**What you have to do:**
Output the records exactly. Include every line.

**Dataset records:**
┄┄┄┄┄┄┄┄┄┄┄┄┄┄┄┄┄┄┄┄

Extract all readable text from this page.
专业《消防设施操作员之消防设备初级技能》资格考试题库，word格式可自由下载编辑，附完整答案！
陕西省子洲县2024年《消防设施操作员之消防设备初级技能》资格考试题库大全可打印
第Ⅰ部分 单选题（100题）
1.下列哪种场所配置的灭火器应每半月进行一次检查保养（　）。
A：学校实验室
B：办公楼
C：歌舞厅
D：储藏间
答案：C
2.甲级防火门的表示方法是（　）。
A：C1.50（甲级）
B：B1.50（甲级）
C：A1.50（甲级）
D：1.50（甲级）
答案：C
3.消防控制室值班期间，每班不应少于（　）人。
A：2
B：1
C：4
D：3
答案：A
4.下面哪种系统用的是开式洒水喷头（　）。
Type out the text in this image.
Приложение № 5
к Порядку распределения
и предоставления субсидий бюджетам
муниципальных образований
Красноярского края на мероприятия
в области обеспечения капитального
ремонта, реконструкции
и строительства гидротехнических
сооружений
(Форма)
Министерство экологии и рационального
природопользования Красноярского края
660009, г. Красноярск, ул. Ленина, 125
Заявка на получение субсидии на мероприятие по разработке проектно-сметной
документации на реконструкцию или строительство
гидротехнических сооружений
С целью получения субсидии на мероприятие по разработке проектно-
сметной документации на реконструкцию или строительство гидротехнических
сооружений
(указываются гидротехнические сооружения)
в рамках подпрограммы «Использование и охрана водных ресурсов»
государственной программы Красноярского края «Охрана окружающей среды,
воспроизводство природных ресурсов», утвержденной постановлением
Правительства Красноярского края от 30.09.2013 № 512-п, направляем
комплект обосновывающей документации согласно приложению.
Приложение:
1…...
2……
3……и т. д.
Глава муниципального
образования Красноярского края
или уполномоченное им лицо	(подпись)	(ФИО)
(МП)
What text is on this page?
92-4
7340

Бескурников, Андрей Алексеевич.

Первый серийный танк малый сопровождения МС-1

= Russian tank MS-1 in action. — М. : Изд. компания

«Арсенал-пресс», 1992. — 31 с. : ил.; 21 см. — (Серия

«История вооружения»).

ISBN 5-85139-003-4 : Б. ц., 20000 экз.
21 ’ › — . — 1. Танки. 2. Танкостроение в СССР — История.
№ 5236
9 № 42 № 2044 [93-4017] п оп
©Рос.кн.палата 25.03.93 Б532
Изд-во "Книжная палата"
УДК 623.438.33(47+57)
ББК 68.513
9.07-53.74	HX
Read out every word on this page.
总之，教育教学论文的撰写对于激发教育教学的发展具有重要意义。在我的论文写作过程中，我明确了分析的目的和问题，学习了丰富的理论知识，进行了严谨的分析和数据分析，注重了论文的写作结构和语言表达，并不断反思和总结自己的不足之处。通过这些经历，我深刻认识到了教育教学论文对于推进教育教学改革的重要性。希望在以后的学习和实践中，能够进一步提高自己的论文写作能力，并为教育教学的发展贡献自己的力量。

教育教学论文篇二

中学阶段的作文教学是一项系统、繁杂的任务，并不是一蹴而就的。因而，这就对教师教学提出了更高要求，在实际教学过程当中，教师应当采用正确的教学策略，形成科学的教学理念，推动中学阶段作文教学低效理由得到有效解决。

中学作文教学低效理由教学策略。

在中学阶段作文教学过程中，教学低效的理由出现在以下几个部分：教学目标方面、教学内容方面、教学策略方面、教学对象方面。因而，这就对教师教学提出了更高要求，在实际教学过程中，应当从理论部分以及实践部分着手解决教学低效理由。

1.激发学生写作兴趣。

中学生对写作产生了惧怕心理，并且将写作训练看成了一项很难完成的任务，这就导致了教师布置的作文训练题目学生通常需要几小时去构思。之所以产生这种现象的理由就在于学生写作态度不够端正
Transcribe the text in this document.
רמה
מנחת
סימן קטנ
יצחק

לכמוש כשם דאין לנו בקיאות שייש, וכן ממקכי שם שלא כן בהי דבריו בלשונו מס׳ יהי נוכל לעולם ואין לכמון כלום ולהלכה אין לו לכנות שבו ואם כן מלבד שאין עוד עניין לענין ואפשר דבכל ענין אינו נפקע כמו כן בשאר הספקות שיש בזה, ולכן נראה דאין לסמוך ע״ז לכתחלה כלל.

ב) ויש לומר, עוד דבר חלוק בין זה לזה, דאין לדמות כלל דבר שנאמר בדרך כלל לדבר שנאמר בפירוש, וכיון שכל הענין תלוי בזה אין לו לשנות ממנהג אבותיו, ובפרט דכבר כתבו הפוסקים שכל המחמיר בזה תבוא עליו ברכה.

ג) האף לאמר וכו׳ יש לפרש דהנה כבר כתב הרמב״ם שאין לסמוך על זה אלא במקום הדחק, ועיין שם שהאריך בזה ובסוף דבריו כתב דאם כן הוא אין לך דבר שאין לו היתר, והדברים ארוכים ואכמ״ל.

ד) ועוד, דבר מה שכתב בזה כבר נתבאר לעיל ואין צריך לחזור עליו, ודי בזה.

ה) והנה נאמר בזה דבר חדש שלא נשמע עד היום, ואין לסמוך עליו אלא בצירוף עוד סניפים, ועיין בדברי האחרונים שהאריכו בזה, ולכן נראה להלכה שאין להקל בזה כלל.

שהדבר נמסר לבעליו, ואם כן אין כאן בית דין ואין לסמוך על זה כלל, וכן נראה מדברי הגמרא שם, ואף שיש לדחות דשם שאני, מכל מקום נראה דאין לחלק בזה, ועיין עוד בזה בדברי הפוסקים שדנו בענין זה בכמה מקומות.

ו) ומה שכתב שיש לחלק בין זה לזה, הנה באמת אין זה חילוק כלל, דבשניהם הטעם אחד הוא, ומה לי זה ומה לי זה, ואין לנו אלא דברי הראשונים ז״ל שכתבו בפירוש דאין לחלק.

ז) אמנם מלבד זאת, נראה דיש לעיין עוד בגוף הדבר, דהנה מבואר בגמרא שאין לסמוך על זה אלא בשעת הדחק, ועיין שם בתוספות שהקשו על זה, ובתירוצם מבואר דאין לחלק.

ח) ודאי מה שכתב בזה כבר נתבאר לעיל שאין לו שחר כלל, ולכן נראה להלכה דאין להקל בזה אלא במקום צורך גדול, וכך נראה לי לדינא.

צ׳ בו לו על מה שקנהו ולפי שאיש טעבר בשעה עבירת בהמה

┄┄┄┄┄┄┄┄┄┄┄┄┄┄┄┄┄┄┄┄

**Task answer:**
Extract all readable text from this page.
专业《消防设施操作员之消防设备初级技能》资格考试题库，word格式可自由下载编辑，附完整答案！
陕西省子洲县2024年《消防设施操作员之消防设备初级技能》资格考试题库大全可打印
第Ⅰ部分 单选题（100题）
1.下列哪种场所配置的灭火器应每半月进行一次检查保养（　）。
A：学校实验室
B：办公楼
C：歌舞厅
D：储藏间
答案：C
2.甲级防火门的表示方法是（　）。
A：C1.50（甲级）
B：B1.50（甲级）
C：A1.50（甲级）
D：1.50（甲级）
答案：C
3.消防控制室值班期间，每班不应少于（　）人。
A：2
B：1
C：4
D：3
答案：A
4.下面哪种系统用的是开式洒水喷头（　）。
Type out the text in this image.
Приложение № 5
к Порядку распределения
и предоставления субсидий бюджетам
муниципальных образований
Красноярского края на мероприятия
в области обеспечения капитального
ремонта, реконструкции
и строительства гидротехнических
сооружений
(Форма)
Министерство экологии и рационального
природопользования Красноярского края
660009, г. Красноярск, ул. Ленина, 125
Заявка на получение субсидии на мероприятие по разработке проектно-сметной
документации на реконструкцию или строительство
гидротехнических сооружений
С целью получения субсидии на мероприятие по разработке проектно-
сметной документации на реконструкцию или строительство гидротехнических
сооружений
(указываются гидротехнические сооружения)
в рамках подпрограммы «Использование и охрана водных ресурсов»
государственной программы Красноярского края «Охрана окружающей среды,
воспроизводство природных ресурсов», утвержденной постановлением
Правительства Красноярского края от 30.09.2013 № 512-п, направляем
комплект обосновывающей документации согласно приложению.
Приложение:
1…...
2……
3……и т. д.
Глава муниципального
образования Красноярского края
или уполномоченное им лицо	(подпись)	(ФИО)
(МП)
What text is on this page?
92-4
7340

Бескурников, Андрей Алексеевич.

Первый серийный танк малый сопровождения МС-1

= Russian tank MS-1 in action. — М. : Изд. компания

«Арсенал-пресс», 1992. — 31 с. : ил.; 21 см. — (Серия

«История вооружения»).

ISBN 5-85139-003-4 : Б. ц., 20000 экз.
21 ’ › — . — 1. Танки. 2. Танкостроение в СССР — История.
№ 5236
9 № 42 № 2044 [93-4017] п оп
©Рос.кн.палата 25.03.93 Б532
Изд-во "Книжная палата"
УДК 623.438.33(47+57)
ББК 68.513
9.07-53.74	HX
Read out every word on this page.
总之，教育教学论文的撰写对于激发教育教学的发展具有重要意义。在我的论文写作过程中，我明确了分析的目的和问题，学习了丰富的理论知识，进行了严谨的分析和数据分析，注重了论文的写作结构和语言表达，并不断反思和总结自己的不足之处。通过这些经历，我深刻认识到了教育教学论文对于推进教育教学改革的重要性。希望在以后的学习和实践中，能够进一步提高自己的论文写作能力，并为教育教学的发展贡献自己的力量。

教育教学论文篇二

中学阶段的作文教学是一项系统、繁杂的任务，并不是一蹴而就的。因而，这就对教师教学提出了更高要求，在实际教学过程当中，教师应当采用正确的教学策略，形成科学的教学理念，推动中学阶段作文教学低效理由得到有效解决。

中学作文教学低效理由教学策略。

在中学阶段作文教学过程中，教学低效的理由出现在以下几个部分：教学目标方面、教学内容方面、教学策略方面、教学对象方面。因而，这就对教师教学提出了更高要求，在实际教学过程中，应当从理论部分以及实践部分着手解决教学低效理由。

1.激发学生写作兴趣。

中学生对写作产生了惧怕心理，并且将写作训练看成了一项很难完成的任务，这就导致了教师布置的作文训练题目学生通常需要几小时去构思。之所以产生这种现象的理由就在于学生写作态度不够端正
Transcribe the text in this document.
רמה
מנחת
סימן קטנ
יצחק

לכמוש כשם דאין לנו בקיאות שייש, וכן ממקכי שם שלא כן בהי דבריו בלשונו מס׳ יהי נוכל לעולם ואין לכמון כלום ולהלכה אין לו לכנות שבו ואם כן מלבד שאין עוד עניין לענין ואפשר דבכל ענין אינו נפקע כמו כן בשאר הספקות שיש בזה, ולכן נראה דאין לסמוך ע״ז לכתחלה כלל.

ב) ויש לומר, עוד דבר חלוק בין זה לזה, דאין לדמות כלל דבר שנאמר בדרך כלל לדבר שנאמר בפירוש, וכיון שכל הענין תלוי בזה אין לו לשנות ממנהג אבותיו, ובפרט דכבר כתבו הפוסקים שכל המחמיר בזה תבוא עליו ברכה.

ג) האף לאמר וכו׳ יש לפרש דהנה כבר כתב הרמב״ם שאין לסמוך על זה אלא במקום הדחק, ועיין שם שהאריך בזה ובסוף דבריו כתב דאם כן הוא אין לך דבר שאין לו היתר, והדברים ארוכים ואכמ״ל.

ד) ועוד, דבר מה שכתב בזה כבר נתבאר לעיל ואין צריך לחזור עליו, ודי בזה.

ה) והנה נאמר בזה דבר חדש שלא נשמע עד היום, ואין לסמוך עליו אלא בצירוף עוד סניפים, ועיין בדברי האחרונים שהאריכו בזה, ולכן נראה להלכה שאין להקל בזה כלל.

שהדבר נמסר לבעליו, ואם כן אין כאן בית דין ואין לסמוך על זה כלל, וכן נראה מדברי הגמרא שם, ואף שיש לדחות דשם שאני, מכל מקום נראה דאין לחלק בזה, ועיין עוד בזה בדברי הפוסקים שדנו בענין זה בכמה מקומות.

ו) ומה שכתב שיש לחלק בין זה לזה, הנה באמת אין זה חילוק כלל, דבשניהם הטעם אחד הוא, ומה לי זה ומה לי זה, ואין לנו אלא דברי הראשונים ז״ל שכתבו בפירוש דאין לחלק.

ז) אמנם מלבד זאת, נראה דיש לעיין עוד בגוף הדבר, דהנה מבואר בגמרא שאין לסמוך על זה אלא בשעת הדחק, ועיין שם בתוספות שהקשו על זה, ובתירוצם מבואר דאין לחלק.

ח) ודאי מה שכתב בזה כבר נתבאר לעיל שאין לו שחר כלל, ולכן נראה להלכה דאין להקל בזה אלא במקום צורך גדול, וכך נראה לי לדינא.

צ׳ בו לו על מה שקנהו ולפי שאיש טעבר בשעה עבירת בהמה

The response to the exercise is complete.